▶ [WHAT IS NEEDED] In the listing that follows, how many lines contain the string "Convert"? Provide only the number.

▶ [TASK INPUT]
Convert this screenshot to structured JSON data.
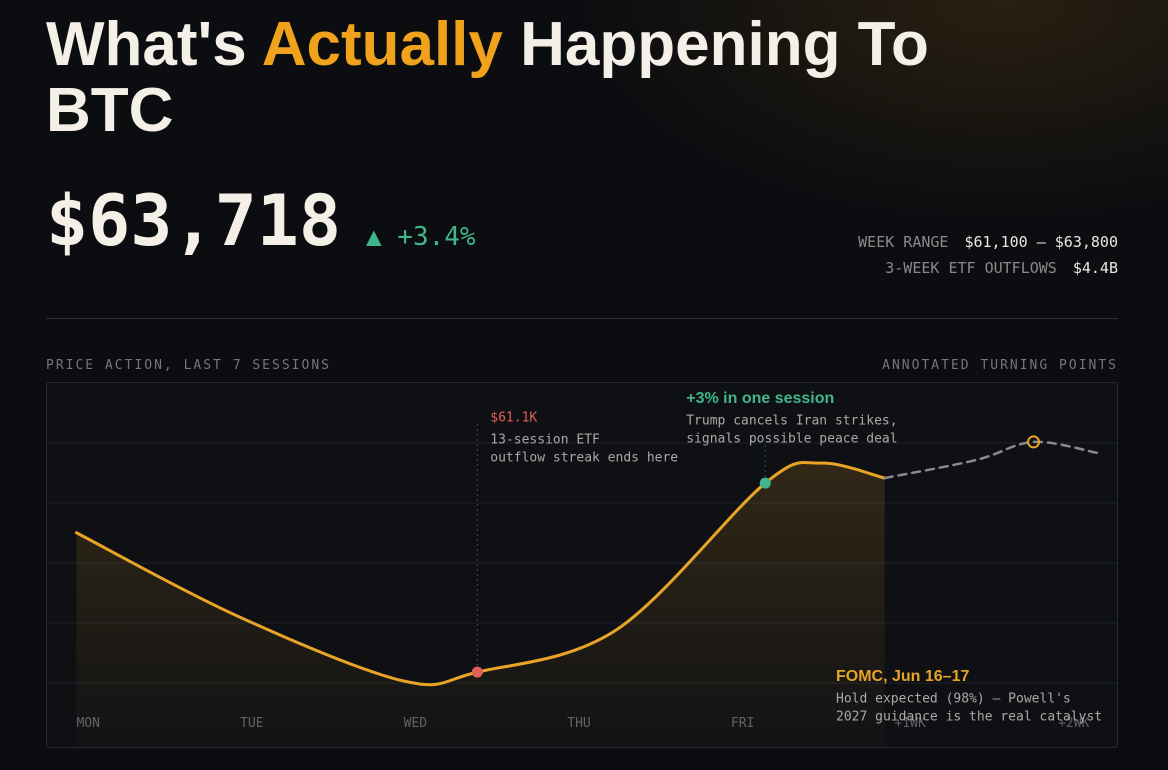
{
  "header": {
    "title_before": "What's",
    "title_highlight": "Actually",
    "title_after": "Happening To BTC"
  },
  "price": {
    "value": "$63,718",
    "change": "▲ +3.4%"
  },
  "stats": [
    {
      "label": "WEEK RANGE",
      "value": "$61,100 – $63,800"
    },
    {
      "label": "3-WEEK ETF OUTFLOWS",
      "value": "$4.4B"
    }
  ],
  "section": {
    "left": "PRICE ACTION, LAST 7 SESSIONS",
    "right": "ANNOTATED TURNING POINTS"
  },
  "chart_data": {
    "type": "line",
    "xlim": [
      -0.18,
      6.36
    ],
    "ylim": [
      60090,
      65000
    ],
    "xticks": [
      {
        "value": 0,
        "label": "MON"
      },
      {
        "value": 1,
        "label": "TUE"
      },
      {
        "value": 2,
        "label": "WED"
      },
      {
        "value": 3,
        "label": "THU"
      },
      {
        "value": 4,
        "label": "FRI"
      },
      {
        "value": 5,
        "label": "+1WK"
      },
      {
        "value": 6,
        "label": "+2WK"
      }
    ],
    "series": [
      {
        "color": "#e8a427",
        "x": [
          0,
          1,
          2,
          2.45,
          3.3,
          4.21,
          4.55,
          4.94
        ],
        "values": [
          62980,
          61840,
          60980,
          61100,
          61670,
          63650,
          63920,
          63718
        ]
      },
      {
        "color": "#8a8a8a",
        "dashed": true,
        "x": [
          4.94,
          5.5,
          5.85,
          6.24
        ],
        "values": [
          63718,
          63962,
          64205,
          64057
        ]
      }
    ],
    "annotations": [
      {
        "series": 0,
        "index": 3,
        "color": "#e0605a",
        "label": "$61.1K",
        "lines": [
          "13-session ETF",
          "outflow streak ends here"
        ]
      },
      {
        "series": 0,
        "index": 5,
        "color": "#3fb68b",
        "label": "+3% in one session",
        "lines": [
          "Trump cancels Iran strikes,",
          "signals possible peace deal"
        ]
      },
      {
        "series": 1,
        "index": 2,
        "color": "#e8a427",
        "label": "FOMC, Jun 16–17",
        "lines": [
          "Hold expected (98%) — Powell's",
          "2027 guidance is the real catalyst"
        ]
      }
    ]
  }
}
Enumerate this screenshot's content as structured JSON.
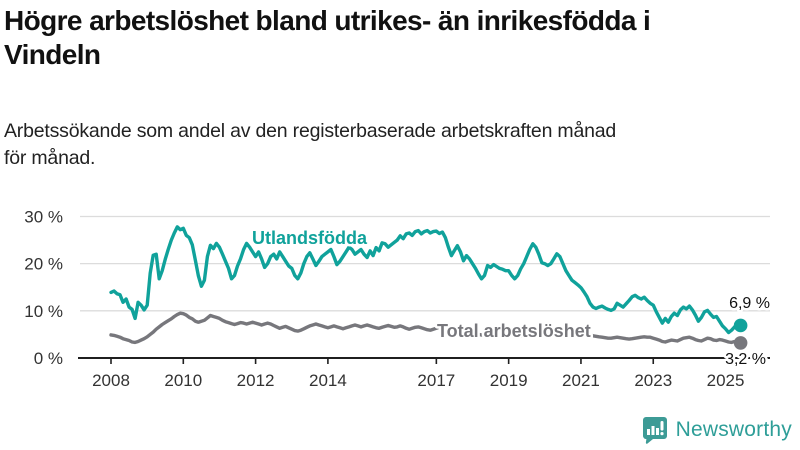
{
  "header": {
    "title": "Högre arbetslöshet bland utrikes- än inrikesfödda i\nVindeln",
    "subtitle": "Arbetssökande som andel av den registerbaserade arbetskraften månad\nför månad."
  },
  "chart_data": {
    "type": "line",
    "title": "Högre arbetslöshet bland utrikes- än inrikesfödda i Vindeln",
    "subtitle": "Arbetssökande som andel av den registerbaserade arbetskraften månad för månad.",
    "unit": "%",
    "x_start_year": 2008,
    "x_step": "month",
    "x_end": "2025-06",
    "xlim": [
      2007.1,
      2026.2
    ],
    "ylim": [
      0,
      30
    ],
    "grid": "horizontal",
    "x_tick_years": [
      2008,
      2010,
      2012,
      2014,
      2017,
      2019,
      2021,
      2023,
      2025
    ],
    "y_ticks": [
      {
        "value": 0,
        "label": "0 %"
      },
      {
        "value": 10,
        "label": "10 %"
      },
      {
        "value": 20,
        "label": "20 %"
      },
      {
        "value": 30,
        "label": "30 %"
      }
    ],
    "series": [
      {
        "name": "Utlandsfödda",
        "color": "#10A29B",
        "end_value_label": "6,9 %",
        "values": [
          13.9,
          14.2,
          13.6,
          13.4,
          11.8,
          12.5,
          10.8,
          10.3,
          8.4,
          11.8,
          11.2,
          10.2,
          11.2,
          18.0,
          21.8,
          22.0,
          16.8,
          18.5,
          20.9,
          23.0,
          25.0,
          26.5,
          27.8,
          27.2,
          27.5,
          26.0,
          25.5,
          24.0,
          20.8,
          17.4,
          15.2,
          16.5,
          21.5,
          23.9,
          23.2,
          24.3,
          23.5,
          22.0,
          20.5,
          19.0,
          16.8,
          17.5,
          19.5,
          21.0,
          23.0,
          24.3,
          23.5,
          22.5,
          21.5,
          22.5,
          21.0,
          19.2,
          20.0,
          21.5,
          22.0,
          21.0,
          22.5,
          21.5,
          20.5,
          19.5,
          19.0,
          17.5,
          16.8,
          18.0,
          20.0,
          21.5,
          22.3,
          21.0,
          19.6,
          20.5,
          21.5,
          22.0,
          22.5,
          23.0,
          21.5,
          19.8,
          20.5,
          21.5,
          22.5,
          23.5,
          23.0,
          22.0,
          22.5,
          23.0,
          22.0,
          21.3,
          22.7,
          21.7,
          23.4,
          22.7,
          24.4,
          24.2,
          23.5,
          24.0,
          24.5,
          25.0,
          25.9,
          25.3,
          26.3,
          26.5,
          26.0,
          26.8,
          27.0,
          26.3,
          26.8,
          27.0,
          26.5,
          26.8,
          26.9,
          26.4,
          26.7,
          25.5,
          23.5,
          21.7,
          22.8,
          23.8,
          22.5,
          20.6,
          21.7,
          21.0,
          20.0,
          19.0,
          17.8,
          16.8,
          17.5,
          19.6,
          19.2,
          19.8,
          19.4,
          19.0,
          18.8,
          18.5,
          18.5,
          17.5,
          16.8,
          17.5,
          18.9,
          20.0,
          21.5,
          23.0,
          24.2,
          23.5,
          22.0,
          20.2,
          20.0,
          19.6,
          20.0,
          21.0,
          22.1,
          21.5,
          20.0,
          18.5,
          17.5,
          16.5,
          16.0,
          15.5,
          14.9,
          14.0,
          13.0,
          11.6,
          10.8,
          10.5,
          10.8,
          11.0,
          10.6,
          10.3,
          10.1,
          10.4,
          11.6,
          11.2,
          10.8,
          11.5,
          12.2,
          13.0,
          13.3,
          12.8,
          12.5,
          12.9,
          12.2,
          11.6,
          11.2,
          9.8,
          8.6,
          7.4,
          8.4,
          7.6,
          8.8,
          9.5,
          9.0,
          10.2,
          10.8,
          10.4,
          11.0,
          10.2,
          9.1,
          7.8,
          8.6,
          9.8,
          10.1,
          9.3,
          8.6,
          8.8,
          7.8,
          6.8,
          6.2,
          5.4,
          5.9,
          6.6,
          7.2,
          6.9
        ]
      },
      {
        "name": "Total arbetslöshet",
        "color": "#77777C",
        "end_value_label": "3,2 %",
        "values": [
          4.9,
          4.8,
          4.6,
          4.4,
          4.1,
          3.9,
          3.7,
          3.4,
          3.3,
          3.5,
          3.8,
          4.1,
          4.5,
          5.0,
          5.5,
          6.1,
          6.6,
          7.1,
          7.5,
          7.9,
          8.3,
          8.8,
          9.2,
          9.5,
          9.4,
          9.1,
          8.6,
          8.3,
          7.8,
          7.6,
          7.8,
          8.0,
          8.5,
          9.0,
          8.8,
          8.6,
          8.4,
          8.0,
          7.7,
          7.5,
          7.3,
          7.1,
          7.3,
          7.5,
          7.4,
          7.2,
          7.4,
          7.6,
          7.4,
          7.2,
          7.0,
          7.2,
          7.4,
          7.2,
          6.9,
          6.6,
          6.3,
          6.5,
          6.7,
          6.4,
          6.1,
          5.8,
          5.7,
          5.9,
          6.2,
          6.5,
          6.8,
          7.0,
          7.2,
          7.0,
          6.8,
          6.6,
          6.4,
          6.6,
          6.8,
          6.6,
          6.4,
          6.2,
          6.4,
          6.6,
          6.8,
          7.0,
          6.8,
          6.6,
          6.8,
          7.0,
          6.8,
          6.6,
          6.4,
          6.3,
          6.5,
          6.7,
          6.9,
          6.7,
          6.5,
          6.6,
          6.8,
          6.6,
          6.3,
          6.1,
          6.3,
          6.5,
          6.6,
          6.4,
          6.2,
          6.0,
          5.9,
          6.1,
          6.3,
          6.5,
          6.3,
          6.1,
          5.9,
          5.7,
          5.6,
          5.8,
          5.9,
          5.7,
          5.5,
          5.4,
          5.3,
          5.2,
          5.0,
          4.9,
          4.8,
          4.9,
          5.0,
          4.9,
          4.8,
          4.7,
          4.6,
          4.7,
          4.8,
          4.9,
          4.8,
          4.7,
          4.6,
          4.7,
          4.9,
          5.0,
          5.1,
          5.0,
          4.9,
          5.0,
          5.2,
          5.3,
          5.6,
          6.0,
          6.3,
          6.4,
          6.2,
          6.0,
          5.8,
          5.6,
          5.4,
          5.3,
          5.2,
          5.1,
          5.0,
          4.9,
          4.7,
          4.6,
          4.5,
          4.4,
          4.3,
          4.2,
          4.2,
          4.3,
          4.4,
          4.3,
          4.2,
          4.1,
          4.0,
          4.1,
          4.2,
          4.3,
          4.4,
          4.5,
          4.4,
          4.4,
          4.2,
          4.0,
          3.8,
          3.5,
          3.4,
          3.6,
          3.8,
          3.7,
          3.6,
          3.9,
          4.2,
          4.3,
          4.4,
          4.2,
          3.9,
          3.7,
          3.6,
          3.9,
          4.2,
          4.1,
          3.8,
          3.7,
          3.9,
          3.8,
          3.6,
          3.4,
          3.3,
          3.5,
          3.4,
          3.2
        ]
      }
    ],
    "colors": {
      "grid": "#DCDCDC",
      "axis": "#1F1F1F",
      "text": "#333333"
    },
    "legend_position": "inline-labels"
  },
  "branding": {
    "logo_text": "Newsworthy",
    "color": "#2E9E98"
  }
}
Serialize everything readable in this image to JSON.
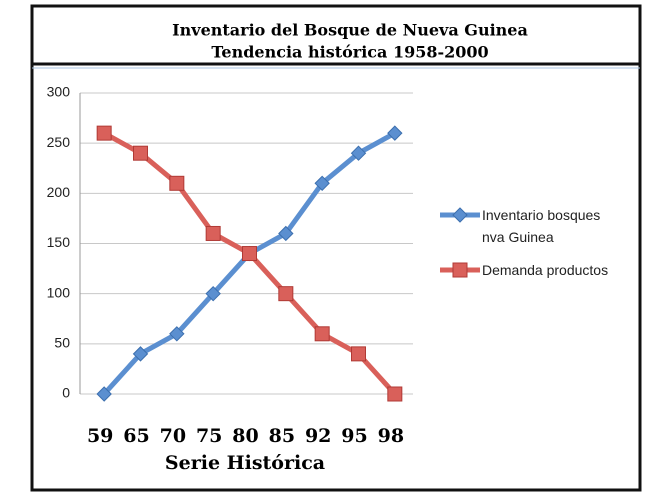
{
  "chart_data": {
    "type": "line",
    "title": "Inventario del Bosque de Nueva Guinea",
    "subtitle": "Tendencia histórica 1958-2000",
    "x_label": "Serie Histórica",
    "categories": [
      "59",
      "65",
      "70",
      "75",
      "80",
      "85",
      "92",
      "95",
      "98"
    ],
    "series": [
      {
        "name": "Inventario bosques nva Guinea",
        "color": "#5b8fd0",
        "marker": "diamond",
        "values": [
          0,
          40,
          60,
          100,
          140,
          160,
          210,
          240,
          260
        ]
      },
      {
        "name": "Demanda productos",
        "color": "#d9605a",
        "marker": "square",
        "values": [
          260,
          240,
          210,
          160,
          140,
          100,
          60,
          40,
          0
        ]
      }
    ],
    "ylim": [
      0,
      300
    ],
    "yticks": [
      0,
      50,
      100,
      150,
      200,
      250,
      300
    ],
    "grid": true,
    "legend": "right"
  }
}
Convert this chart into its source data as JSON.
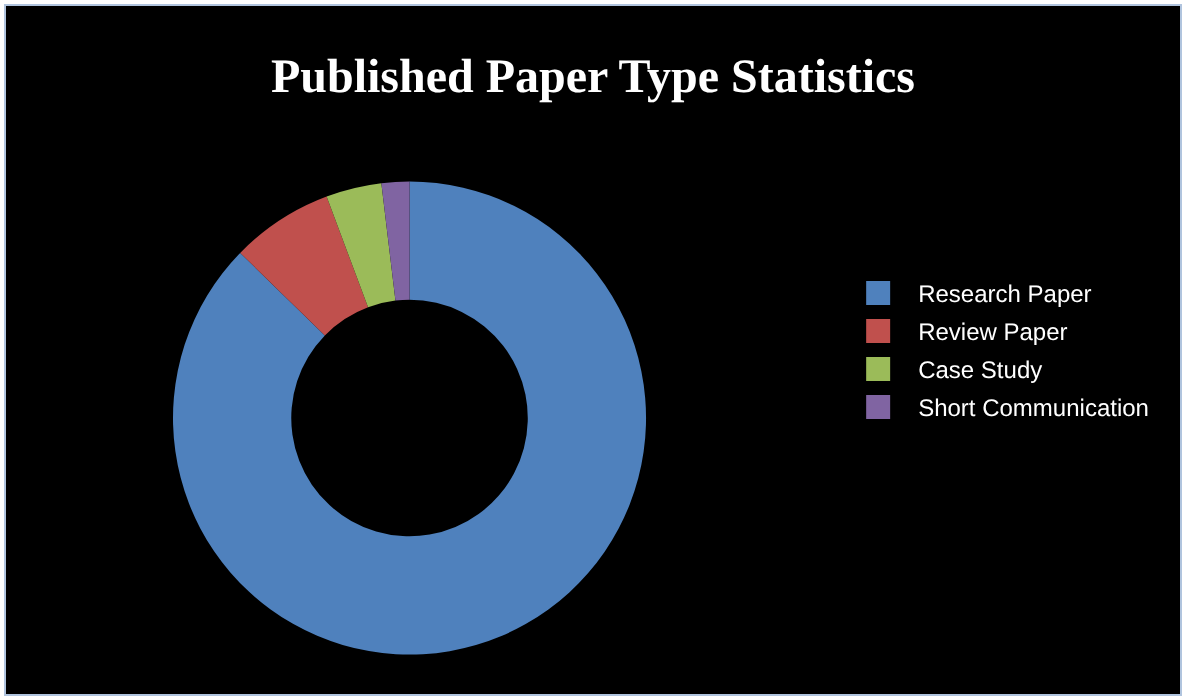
{
  "chart_data": {
    "type": "donut",
    "title": "Published Paper Type Statistics",
    "categories": [
      "Research Paper",
      "Review Paper",
      "Case Study",
      "Short Communication"
    ],
    "values": [
      87.3,
      7,
      3.8,
      1.9
    ],
    "colors": [
      "#4f81bd",
      "#c0504d",
      "#9bbb59",
      "#8064a2"
    ],
    "legend": "right"
  }
}
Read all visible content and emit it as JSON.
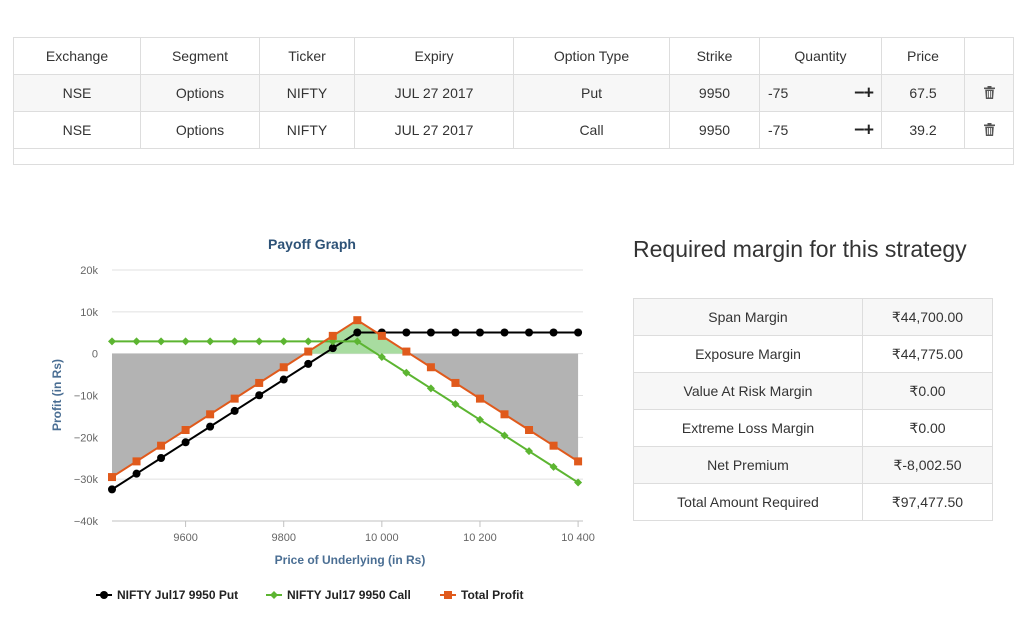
{
  "positions_table": {
    "headers": [
      "Exchange",
      "Segment",
      "Ticker",
      "Expiry",
      "Option Type",
      "Strike",
      "Quantity",
      "Price",
      ""
    ],
    "rows": [
      {
        "exchange": "NSE",
        "segment": "Options",
        "ticker": "NIFTY",
        "expiry": "JUL 27 2017",
        "option_type": "Put",
        "strike": "9950",
        "quantity": "-75",
        "price": "67.5"
      },
      {
        "exchange": "NSE",
        "segment": "Options",
        "ticker": "NIFTY",
        "expiry": "JUL 27 2017",
        "option_type": "Call",
        "strike": "9950",
        "quantity": "-75",
        "price": "39.2"
      }
    ],
    "minus_label": "−",
    "plus_label": "+"
  },
  "chart_data": {
    "type": "line",
    "title": "Payoff Graph",
    "xlabel": "Price of Underlying (in Rs)",
    "ylabel": "Profit (in Rs)",
    "xlim": [
      9450,
      10410
    ],
    "ylim": [
      -40000,
      20000
    ],
    "x_ticks": [
      9600,
      9800,
      10000,
      10200,
      10400
    ],
    "x_tick_labels": [
      "9600",
      "9800",
      "10 000",
      "10 200",
      "10 400"
    ],
    "y_ticks": [
      20000,
      10000,
      0,
      -10000,
      -20000,
      -30000,
      -40000
    ],
    "y_tick_labels": [
      "20k",
      "10k",
      "0",
      "−10k",
      "−20k",
      "−30k",
      "−40k"
    ],
    "grid": "horizontal",
    "legend_position": "bottom",
    "x": [
      9450,
      9500,
      9550,
      9600,
      9650,
      9700,
      9750,
      9800,
      9850,
      9900,
      9950,
      10000,
      10050,
      10100,
      10150,
      10200,
      10250,
      10300,
      10350,
      10400
    ],
    "series": [
      {
        "name": "NIFTY Jul17 9950 Put",
        "color": "#000000",
        "marker": "circle",
        "values": [
          -32438,
          -28688,
          -24938,
          -21188,
          -17438,
          -13688,
          -9938,
          -6188,
          -2438,
          1313,
          5063,
          5063,
          5063,
          5063,
          5063,
          5063,
          5063,
          5063,
          5063,
          5063
        ]
      },
      {
        "name": "NIFTY Jul17 9950 Call",
        "color": "#5cb531",
        "marker": "diamond",
        "values": [
          2940,
          2940,
          2940,
          2940,
          2940,
          2940,
          2940,
          2940,
          2940,
          2940,
          2940,
          -810,
          -4560,
          -8310,
          -12060,
          -15810,
          -19560,
          -23310,
          -27060,
          -30810
        ]
      },
      {
        "name": "Total Profit",
        "color": "#e05a1c",
        "marker": "square",
        "values": [
          -29498,
          -25748,
          -21998,
          -18248,
          -14498,
          -10748,
          -6998,
          -3248,
          502,
          4253,
          8003,
          4253,
          503,
          -3247,
          -6997,
          -10747,
          -14497,
          -18247,
          -21997,
          -25747
        ]
      }
    ],
    "fill_positive_color": "#a8dca0",
    "fill_negative_color": "#b3b3b3"
  },
  "margin_panel": {
    "title": "Required margin for this strategy",
    "rows": [
      {
        "label": "Span Margin",
        "value": "₹44,700.00"
      },
      {
        "label": "Exposure Margin",
        "value": "₹44,775.00"
      },
      {
        "label": "Value At Risk Margin",
        "value": "₹0.00"
      },
      {
        "label": "Extreme Loss Margin",
        "value": "₹0.00"
      },
      {
        "label": "Net Premium",
        "value": "₹-8,002.50"
      },
      {
        "label": "Total Amount Required",
        "value": "₹97,477.50"
      }
    ]
  },
  "icons": {
    "delete": "trash-icon"
  }
}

▶ [OUTPUT] 2